» What is asked: Without including any pictures, write out the listing below exactly.

» Material shown:
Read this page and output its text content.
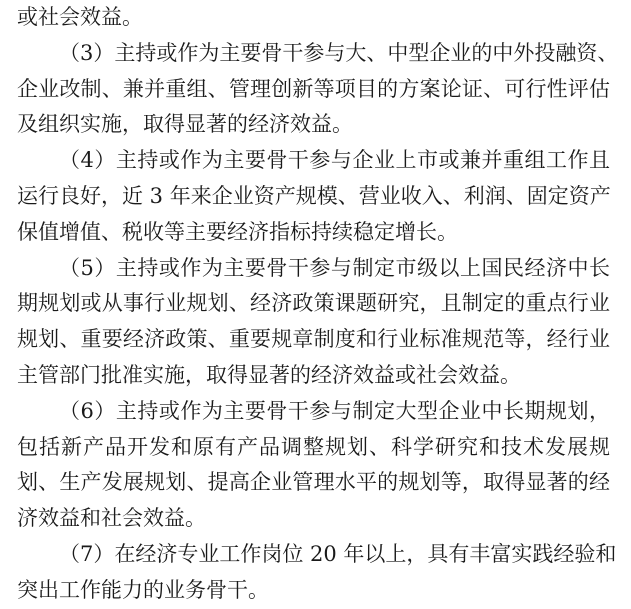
或社会效益。
（3）主持或作为主要骨干参与大、中型企业的中外投融资、
企业改制、兼并重组、管理创新等项目的方案论证、可行性评估
及组织实施，取得显著的经济效益。
（4）主持或作为主要骨干参与企业上市或兼并重组工作且
运行良好，近 3 年来企业资产规模、营业收入、利润、固定资产
保值增值、税收等主要经济指标持续稳定增长。
（5）主持或作为主要骨干参与制定市级以上国民经济中长
期规划或从事行业规划、经济政策课题研究，且制定的重点行业
规划、重要经济政策、重要规章制度和行业标准规范等，经行业
主管部门批准实施，取得显著的经济效益或社会效益。
（6）主持或作为主要骨干参与制定大型企业中长期规划，
包括新产品开发和原有产品调整规划、科学研究和技术发展规
划、生产发展规划、提高企业管理水平的规划等，取得显著的经
济效益和社会效益。
（7）在经济专业工作岗位 20 年以上，具有丰富实践经验和
突出工作能力的业务骨干。
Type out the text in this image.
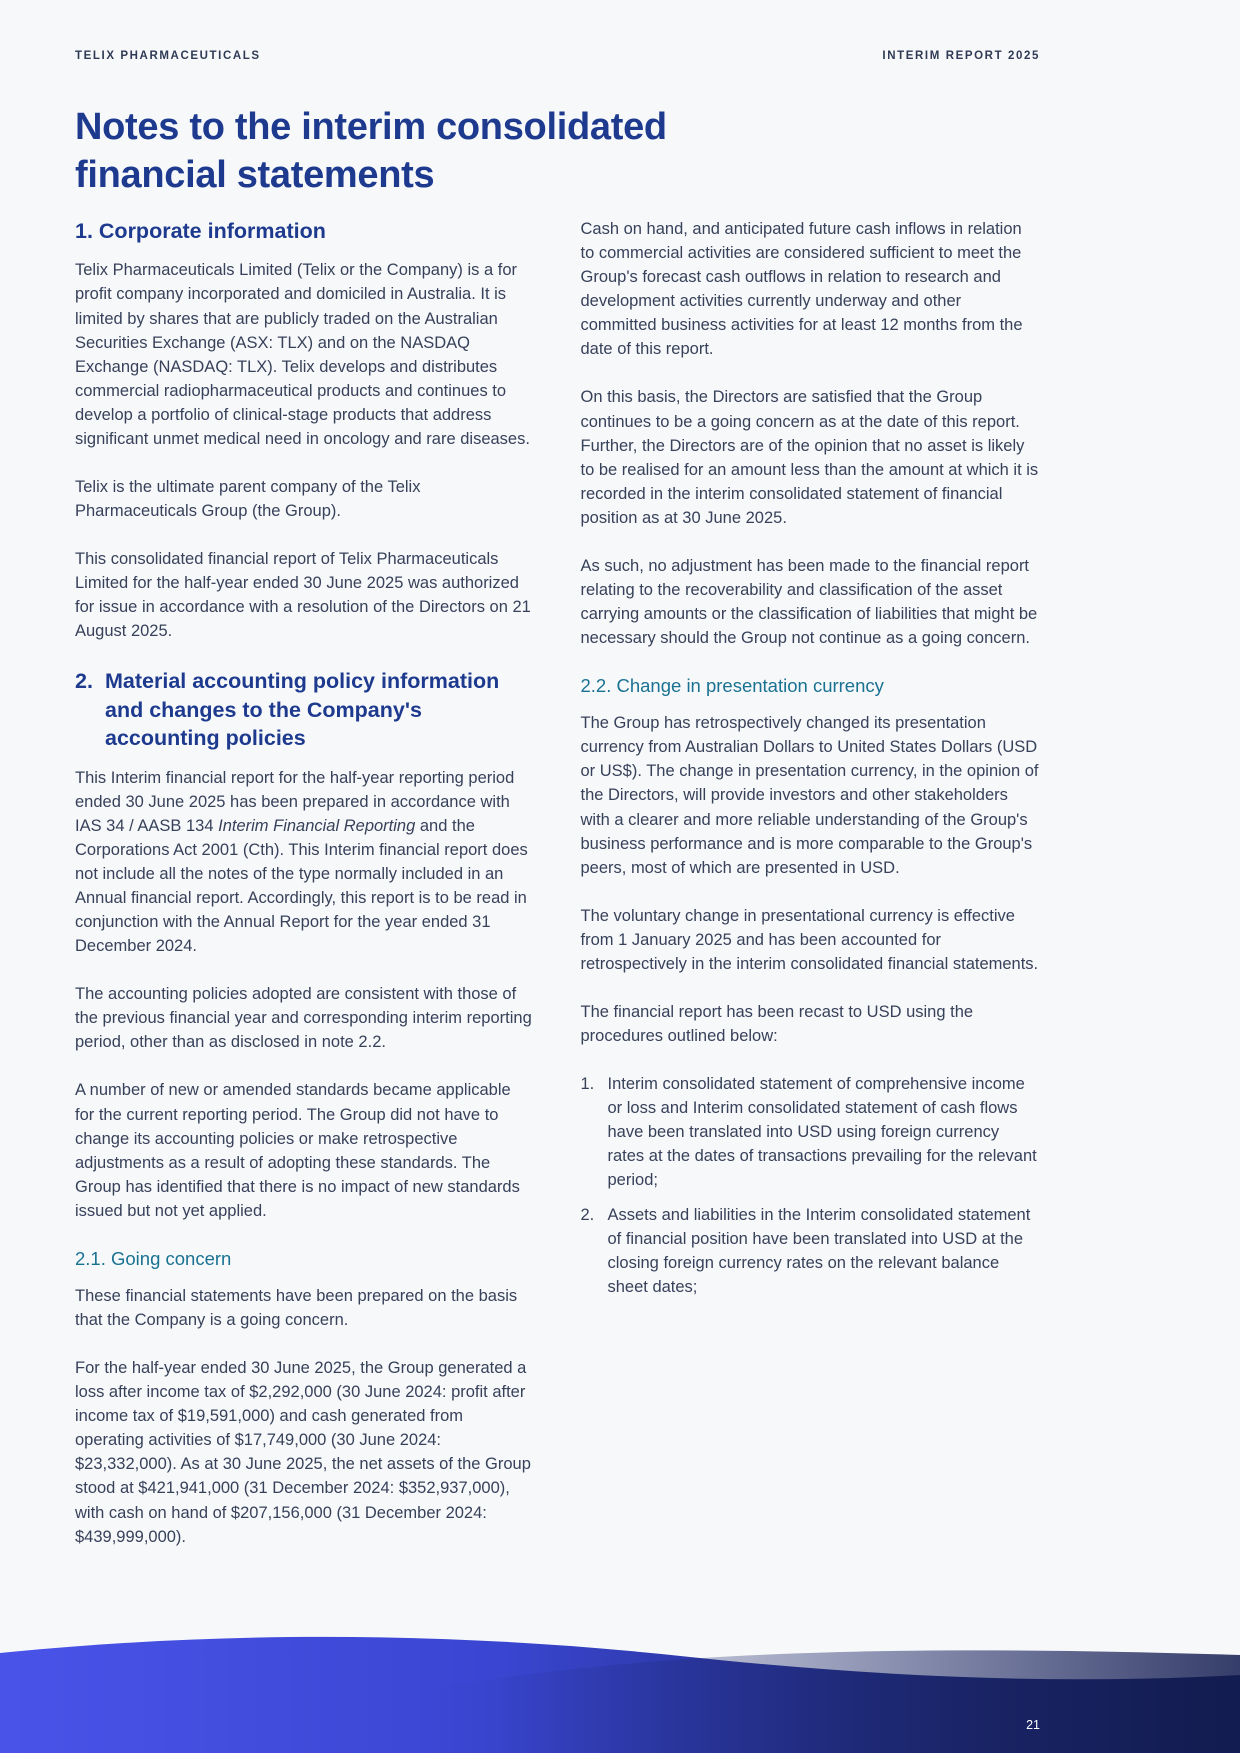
TELIX PHARMACEUTICALS	INTERIM REPORT 2025
Notes to the interim consolidated financial statements
1. Corporate information

Telix Pharmaceuticals Limited (Telix or the Company) is a for profit company incorporated and domiciled in Australia. It is limited by shares that are publicly traded on the Australian Securities Exchange (ASX: TLX) and on the NASDAQ Exchange (NASDAQ: TLX). Telix develops and distributes commercial radiopharmaceutical products and continues to develop a portfolio of clinical-stage products that address significant unmet medical need in oncology and rare diseases.

Telix is the ultimate parent company of the Telix Pharmaceuticals Group (the Group).

This consolidated financial report of Telix Pharmaceuticals Limited for the half-year ended 30 June 2025 was authorized for issue in accordance with a resolution of the Directors on 21 August 2025.

2. Material accounting policy information and changes to the Company's accounting policies

This Interim financial report for the half-year reporting period ended 30 June 2025 has been prepared in accordance with IAS 34 / AASB 134 Interim Financial Reporting and the Corporations Act 2001 (Cth). This Interim financial report does not include all the notes of the type normally included in an Annual financial report. Accordingly, this report is to be read in conjunction with the Annual Report for the year ended 31 December 2024.

The accounting policies adopted are consistent with those of the previous financial year and corresponding interim reporting period, other than as disclosed in note 2.2.

A number of new or amended standards became applicable for the current reporting period. The Group did not have to change its accounting policies or make retrospective adjustments as a result of adopting these standards. The Group has identified that there is no impact of new standards issued but not yet applied.

2.1. Going concern

These financial statements have been prepared on the basis that the Company is a going concern.

For the half-year ended 30 June 2025, the Group generated a loss after income tax of $2,292,000 (30 June 2024: profit after income tax of $19,591,000) and cash generated from operating activities of $17,749,000 (30 June 2024: $23,332,000). As at 30 June 2025, the net assets of the Group stood at $421,941,000 (31 December 2024: $352,937,000), with cash on hand of $207,156,000 (31 December 2024: $439,999,000).

Cash on hand, and anticipated future cash inflows in relation to commercial activities are considered sufficient to meet the Group's forecast cash outflows in relation to research and development activities currently underway and other committed business activities for at least 12 months from the date of this report.

On this basis, the Directors are satisfied that the Group continues to be a going concern as at the date of this report. Further, the Directors are of the opinion that no asset is likely to be realised for an amount less than the amount at which it is recorded in the interim consolidated statement of financial position as at 30 June 2025.

As such, no adjustment has been made to the financial report relating to the recoverability and classification of the asset carrying amounts or the classification of liabilities that might be necessary should the Group not continue as a going concern.

2.2. Change in presentation currency

The Group has retrospectively changed its presentation currency from Australian Dollars to United States Dollars (USD or US$). The change in presentation currency, in the opinion of the Directors, will provide investors and other stakeholders with a clearer and more reliable understanding of the Group's business performance and is more comparable to the Group's peers, most of which are presented in USD.

The voluntary change in presentational currency is effective from 1 January 2025 and has been accounted for retrospectively in the interim consolidated financial statements.

The financial report has been recast to USD using the procedures outlined below:

1. Interim consolidated statement of comprehensive income or loss and Interim consolidated statement of cash flows have been translated into USD using foreign currency rates at the dates of transactions prevailing for the relevant period;
2. Assets and liabilities in the Interim consolidated statement of financial position have been translated into USD at the closing foreign currency rates on the relevant balance sheet dates;
21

» Result:
Read this page and output its text content.
或社会效益。
（3）主持或作为主要骨干参与大、中型企业的中外投融资、
企业改制、兼并重组、管理创新等项目的方案论证、可行性评估
及组织实施，取得显著的经济效益。
（4）主持或作为主要骨干参与企业上市或兼并重组工作且
运行良好，近 3 年来企业资产规模、营业收入、利润、固定资产
保值增值、税收等主要经济指标持续稳定增长。
（5）主持或作为主要骨干参与制定市级以上国民经济中长
期规划或从事行业规划、经济政策课题研究，且制定的重点行业
规划、重要经济政策、重要规章制度和行业标准规范等，经行业
主管部门批准实施，取得显著的经济效益或社会效益。
（6）主持或作为主要骨干参与制定大型企业中长期规划，
包括新产品开发和原有产品调整规划、科学研究和技术发展规
划、生产发展规划、提高企业管理水平的规划等，取得显著的经
济效益和社会效益。
（7）在经济专业工作岗位 20 年以上，具有丰富实践经验和
突出工作能力的业务骨干。
Type out the text in this image.
TELIX PHARMACEUTICALS	INTERIM REPORT 2025
Notes to the interim consolidated financial statements
1. Corporate information

Telix Pharmaceuticals Limited (Telix or the Company) is a for profit company incorporated and domiciled in Australia. It is limited by shares that are publicly traded on the Australian Securities Exchange (ASX: TLX) and on the NASDAQ Exchange (NASDAQ: TLX). Telix develops and distributes commercial radiopharmaceutical products and continues to develop a portfolio of clinical-stage products that address significant unmet medical need in oncology and rare diseases.

Telix is the ultimate parent company of the Telix Pharmaceuticals Group (the Group).

This consolidated financial report of Telix Pharmaceuticals Limited for the half-year ended 30 June 2025 was authorized for issue in accordance with a resolution of the Directors on 21 August 2025.

2. Material accounting policy information and changes to the Company's accounting policies

This Interim financial report for the half-year reporting period ended 30 June 2025 has been prepared in accordance with IAS 34 / AASB 134 Interim Financial Reporting and the Corporations Act 2001 (Cth). This Interim financial report does not include all the notes of the type normally included in an Annual financial report. Accordingly, this report is to be read in conjunction with the Annual Report for the year ended 31 December 2024.

The accounting policies adopted are consistent with those of the previous financial year and corresponding interim reporting period, other than as disclosed in note 2.2.

A number of new or amended standards became applicable for the current reporting period. The Group did not have to change its accounting policies or make retrospective adjustments as a result of adopting these standards. The Group has identified that there is no impact of new standards issued but not yet applied.

2.1. Going concern

These financial statements have been prepared on the basis that the Company is a going concern.

For the half-year ended 30 June 2025, the Group generated a loss after income tax of $2,292,000 (30 June 2024: profit after income tax of $19,591,000) and cash generated from operating activities of $17,749,000 (30 June 2024: $23,332,000). As at 30 June 2025, the net assets of the Group stood at $421,941,000 (31 December 2024: $352,937,000), with cash on hand of $207,156,000 (31 December 2024: $439,999,000).

Cash on hand, and anticipated future cash inflows in relation to commercial activities are considered sufficient to meet the Group's forecast cash outflows in relation to research and development activities currently underway and other committed business activities for at least 12 months from the date of this report.

On this basis, the Directors are satisfied that the Group continues to be a going concern as at the date of this report. Further, the Directors are of the opinion that no asset is likely to be realised for an amount less than the amount at which it is recorded in the interim consolidated statement of financial position as at 30 June 2025.

As such, no adjustment has been made to the financial report relating to the recoverability and classification of the asset carrying amounts or the classification of liabilities that might be necessary should the Group not continue as a going concern.

2.2. Change in presentation currency

The Group has retrospectively changed its presentation currency from Australian Dollars to United States Dollars (USD or US$). The change in presentation currency, in the opinion of the Directors, will provide investors and other stakeholders with a clearer and more reliable understanding of the Group's business performance and is more comparable to the Group's peers, most of which are presented in USD.

The voluntary change in presentational currency is effective from 1 January 2025 and has been accounted for retrospectively in the interim consolidated financial statements.

The financial report has been recast to USD using the procedures outlined below:

1. Interim consolidated statement of comprehensive income or loss and Interim consolidated statement of cash flows have been translated into USD using foreign currency rates at the dates of transactions prevailing for the relevant period;
2. Assets and liabilities in the Interim consolidated statement of financial position have been translated into USD at the closing foreign currency rates on the relevant balance sheet dates;
21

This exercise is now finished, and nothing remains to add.